- What needs to be done:
In full and without alteration, give the listing again.

- Items:
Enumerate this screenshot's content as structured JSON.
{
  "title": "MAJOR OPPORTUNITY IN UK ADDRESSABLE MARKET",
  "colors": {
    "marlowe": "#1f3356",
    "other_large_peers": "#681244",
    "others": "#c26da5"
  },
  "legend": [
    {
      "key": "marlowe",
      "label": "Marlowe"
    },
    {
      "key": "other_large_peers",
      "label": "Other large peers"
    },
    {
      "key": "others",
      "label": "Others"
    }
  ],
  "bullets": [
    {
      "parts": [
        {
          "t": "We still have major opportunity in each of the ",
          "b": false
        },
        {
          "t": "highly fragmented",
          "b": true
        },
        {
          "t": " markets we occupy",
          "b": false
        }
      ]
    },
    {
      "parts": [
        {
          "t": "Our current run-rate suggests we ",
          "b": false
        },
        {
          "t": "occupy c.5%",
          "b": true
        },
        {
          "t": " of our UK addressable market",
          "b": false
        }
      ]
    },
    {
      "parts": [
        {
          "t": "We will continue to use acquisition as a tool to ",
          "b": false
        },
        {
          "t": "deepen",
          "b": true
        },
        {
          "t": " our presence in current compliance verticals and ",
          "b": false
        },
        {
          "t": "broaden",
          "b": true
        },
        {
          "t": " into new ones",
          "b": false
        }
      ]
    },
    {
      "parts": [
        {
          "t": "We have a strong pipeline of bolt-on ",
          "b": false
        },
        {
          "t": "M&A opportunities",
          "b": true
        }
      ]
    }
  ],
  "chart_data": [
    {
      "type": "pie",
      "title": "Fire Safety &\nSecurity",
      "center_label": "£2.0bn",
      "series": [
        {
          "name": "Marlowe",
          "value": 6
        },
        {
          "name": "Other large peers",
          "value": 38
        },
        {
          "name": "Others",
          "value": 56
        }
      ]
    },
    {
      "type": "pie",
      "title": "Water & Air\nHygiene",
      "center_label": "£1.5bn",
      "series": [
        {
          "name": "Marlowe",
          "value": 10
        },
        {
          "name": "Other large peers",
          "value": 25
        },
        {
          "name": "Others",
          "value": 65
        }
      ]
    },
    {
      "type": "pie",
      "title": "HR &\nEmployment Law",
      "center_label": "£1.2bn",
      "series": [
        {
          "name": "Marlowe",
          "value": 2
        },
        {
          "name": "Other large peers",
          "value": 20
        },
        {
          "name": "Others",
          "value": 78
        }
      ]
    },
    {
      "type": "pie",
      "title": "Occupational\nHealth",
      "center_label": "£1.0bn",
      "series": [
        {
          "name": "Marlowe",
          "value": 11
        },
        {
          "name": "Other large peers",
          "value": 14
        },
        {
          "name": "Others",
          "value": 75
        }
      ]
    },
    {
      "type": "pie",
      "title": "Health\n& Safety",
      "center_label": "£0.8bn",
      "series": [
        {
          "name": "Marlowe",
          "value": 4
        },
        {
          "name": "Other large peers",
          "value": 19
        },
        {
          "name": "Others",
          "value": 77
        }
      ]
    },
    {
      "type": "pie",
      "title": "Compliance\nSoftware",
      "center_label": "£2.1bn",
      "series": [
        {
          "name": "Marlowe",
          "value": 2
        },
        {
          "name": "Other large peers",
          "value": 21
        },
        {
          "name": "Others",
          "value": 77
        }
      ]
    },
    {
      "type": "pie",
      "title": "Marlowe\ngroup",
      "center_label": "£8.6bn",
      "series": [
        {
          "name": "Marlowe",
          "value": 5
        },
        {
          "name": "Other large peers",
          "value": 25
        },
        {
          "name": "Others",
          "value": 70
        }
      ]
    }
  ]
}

- The solution:
Enumerate this screenshot's content as structured JSON.
{
  "title": "MAJOR OPPORTUNITY IN UK ADDRESSABLE MARKET",
  "colors": {
    "marlowe": "#1f3356",
    "other_large_peers": "#681244",
    "others": "#c26da5"
  },
  "legend": [
    {
      "key": "marlowe",
      "label": "Marlowe"
    },
    {
      "key": "other_large_peers",
      "label": "Other large peers"
    },
    {
      "key": "others",
      "label": "Others"
    }
  ],
  "bullets": [
    {
      "parts": [
        {
          "t": "We still have major opportunity in each of the ",
          "b": false
        },
        {
          "t": "highly fragmented",
          "b": true
        },
        {
          "t": " markets we occupy",
          "b": false
        }
      ]
    },
    {
      "parts": [
        {
          "t": "Our current run-rate suggests we ",
          "b": false
        },
        {
          "t": "occupy c.5%",
          "b": true
        },
        {
          "t": " of our UK addressable market",
          "b": false
        }
      ]
    },
    {
      "parts": [
        {
          "t": "We will continue to use acquisition as a tool to ",
          "b": false
        },
        {
          "t": "deepen",
          "b": true
        },
        {
          "t": " our presence in current compliance verticals and ",
          "b": false
        },
        {
          "t": "broaden",
          "b": true
        },
        {
          "t": " into new ones",
          "b": false
        }
      ]
    },
    {
      "parts": [
        {
          "t": "We have a strong pipeline of bolt-on ",
          "b": false
        },
        {
          "t": "M&A opportunities",
          "b": true
        }
      ]
    }
  ],
  "chart_data": [
    {
      "type": "pie",
      "title": "Fire Safety &\nSecurity",
      "center_label": "£2.0bn",
      "series": [
        {
          "name": "Marlowe",
          "value": 6
        },
        {
          "name": "Other large peers",
          "value": 38
        },
        {
          "name": "Others",
          "value": 56
        }
      ]
    },
    {
      "type": "pie",
      "title": "Water & Air\nHygiene",
      "center_label": "£1.5bn",
      "series": [
        {
          "name": "Marlowe",
          "value": 10
        },
        {
          "name": "Other large peers",
          "value": 25
        },
        {
          "name": "Others",
          "value": 65
        }
      ]
    },
    {
      "type": "pie",
      "title": "HR &\nEmployment Law",
      "center_label": "£1.2bn",
      "series": [
        {
          "name": "Marlowe",
          "value": 2
        },
        {
          "name": "Other large peers",
          "value": 20
        },
        {
          "name": "Others",
          "value": 78
        }
      ]
    },
    {
      "type": "pie",
      "title": "Occupational\nHealth",
      "center_label": "£1.0bn",
      "series": [
        {
          "name": "Marlowe",
          "value": 11
        },
        {
          "name": "Other large peers",
          "value": 14
        },
        {
          "name": "Others",
          "value": 75
        }
      ]
    },
    {
      "type": "pie",
      "title": "Health\n& Safety",
      "center_label": "£0.8bn",
      "series": [
        {
          "name": "Marlowe",
          "value": 4
        },
        {
          "name": "Other large peers",
          "value": 19
        },
        {
          "name": "Others",
          "value": 77
        }
      ]
    },
    {
      "type": "pie",
      "title": "Compliance\nSoftware",
      "center_label": "£2.1bn",
      "series": [
        {
          "name": "Marlowe",
          "value": 2
        },
        {
          "name": "Other large peers",
          "value": 21
        },
        {
          "name": "Others",
          "value": 77
        }
      ]
    },
    {
      "type": "pie",
      "title": "Marlowe\ngroup",
      "center_label": "£8.6bn",
      "series": [
        {
          "name": "Marlowe",
          "value": 5
        },
        {
          "name": "Other large peers",
          "value": 25
        },
        {
          "name": "Others",
          "value": 70
        }
      ]
    }
  ]
}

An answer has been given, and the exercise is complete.